Requirement
In the interview excerpt on running a first program, change "infrastructure" to "systems" and write out the stretch that begins at the words "The universe is" and stops after "all those emails?".

Excerpted passage

================

RC: In the online space, we see a world of seven figure launches and it can set people up to feel like they’re not good enough.

I think that’s something more people need to hear is that the beginning of these programs, the beginning of the seven figure programs started as five people, 20 people.

The universe is never going to give you more than you can handle and trust me, if you don’t have infrastructure set up having suddenly a hundred, or more people in your program; you know how many times people email us, oh, “I’ve lost my password“.

The first time you run a program, guess who’s answering all those emails?

It’s you. Guess who’s dealing with the tech problems? It’s you. That’s why it’s really useful to have one person in your program first, you get out all those kinks when not too many people are watching, and that’s deliberate.

That is deliberate from the universe “This is all you can handle right now, get your ducks in a row, and then we’ll send you more people as you can handle more people, because otherwise it would send your life into chaos if you had a crazy successful program first time around”.

RC: I’d love to ask you about the transition towards having a signature program, and what did that look like for you? Because I know you used to work one on one, and now you don’t.

Then your signature content, and how did both of those things simplify your business, and what has the result been?

================

Supplied data
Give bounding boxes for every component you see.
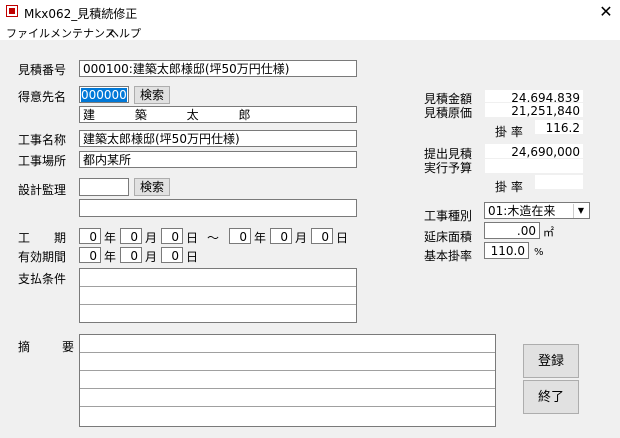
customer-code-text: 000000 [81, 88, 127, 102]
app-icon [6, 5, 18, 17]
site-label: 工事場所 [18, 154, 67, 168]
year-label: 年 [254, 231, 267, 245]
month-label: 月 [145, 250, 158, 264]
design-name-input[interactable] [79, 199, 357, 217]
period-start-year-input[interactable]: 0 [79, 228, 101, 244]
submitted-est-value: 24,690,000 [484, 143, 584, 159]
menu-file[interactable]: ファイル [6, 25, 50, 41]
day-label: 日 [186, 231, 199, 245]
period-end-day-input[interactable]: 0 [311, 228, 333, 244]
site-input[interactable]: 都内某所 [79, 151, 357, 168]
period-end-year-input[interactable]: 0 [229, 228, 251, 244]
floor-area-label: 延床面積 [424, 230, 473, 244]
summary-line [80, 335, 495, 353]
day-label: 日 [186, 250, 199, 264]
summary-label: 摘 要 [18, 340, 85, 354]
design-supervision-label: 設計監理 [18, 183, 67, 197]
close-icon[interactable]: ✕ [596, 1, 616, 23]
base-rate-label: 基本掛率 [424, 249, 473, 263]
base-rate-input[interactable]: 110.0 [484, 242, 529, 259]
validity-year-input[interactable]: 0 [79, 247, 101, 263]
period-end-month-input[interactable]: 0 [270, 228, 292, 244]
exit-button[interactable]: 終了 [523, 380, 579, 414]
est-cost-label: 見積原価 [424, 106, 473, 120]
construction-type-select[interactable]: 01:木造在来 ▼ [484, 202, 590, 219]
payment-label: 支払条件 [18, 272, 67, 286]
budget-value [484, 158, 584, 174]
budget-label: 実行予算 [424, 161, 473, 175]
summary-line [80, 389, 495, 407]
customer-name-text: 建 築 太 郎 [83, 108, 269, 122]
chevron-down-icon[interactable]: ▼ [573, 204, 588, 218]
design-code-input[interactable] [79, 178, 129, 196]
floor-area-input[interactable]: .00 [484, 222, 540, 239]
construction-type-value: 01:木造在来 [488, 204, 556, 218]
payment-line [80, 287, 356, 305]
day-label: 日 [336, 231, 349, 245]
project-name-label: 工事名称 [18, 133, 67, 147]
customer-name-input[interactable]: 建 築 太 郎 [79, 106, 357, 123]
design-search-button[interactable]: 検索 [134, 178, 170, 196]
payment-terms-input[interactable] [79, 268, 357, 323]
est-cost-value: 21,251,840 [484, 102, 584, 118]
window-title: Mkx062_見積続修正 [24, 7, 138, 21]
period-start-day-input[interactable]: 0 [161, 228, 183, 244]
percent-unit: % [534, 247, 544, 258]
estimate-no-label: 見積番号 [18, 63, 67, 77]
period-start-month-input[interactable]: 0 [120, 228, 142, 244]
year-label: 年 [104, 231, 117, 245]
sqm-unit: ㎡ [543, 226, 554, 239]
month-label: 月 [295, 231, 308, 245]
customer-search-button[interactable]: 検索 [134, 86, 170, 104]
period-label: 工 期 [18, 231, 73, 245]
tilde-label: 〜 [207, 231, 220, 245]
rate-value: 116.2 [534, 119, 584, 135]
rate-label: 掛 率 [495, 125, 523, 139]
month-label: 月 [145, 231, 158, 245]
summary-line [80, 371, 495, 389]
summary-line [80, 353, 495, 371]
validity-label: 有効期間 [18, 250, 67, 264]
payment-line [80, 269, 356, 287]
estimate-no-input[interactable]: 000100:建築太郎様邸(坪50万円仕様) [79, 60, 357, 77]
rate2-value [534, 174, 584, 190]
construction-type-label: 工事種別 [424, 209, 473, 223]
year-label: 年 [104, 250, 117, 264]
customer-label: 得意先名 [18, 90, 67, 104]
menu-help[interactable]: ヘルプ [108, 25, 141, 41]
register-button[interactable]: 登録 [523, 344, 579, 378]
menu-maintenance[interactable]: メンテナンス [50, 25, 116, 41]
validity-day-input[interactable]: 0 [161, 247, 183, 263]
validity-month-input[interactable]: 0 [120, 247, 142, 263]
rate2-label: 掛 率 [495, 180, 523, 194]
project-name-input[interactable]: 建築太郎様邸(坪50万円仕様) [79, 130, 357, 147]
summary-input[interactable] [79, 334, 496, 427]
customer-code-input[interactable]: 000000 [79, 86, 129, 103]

================

Exercise solution
The universe is never going to give you more than you can handle and trust me, if you don’t have systems set up having suddenly a hundred, or more people in your program; you know how many times people email us, oh, “I’ve lost my password“.

The first time you run a program, guess who’s answering all those emails?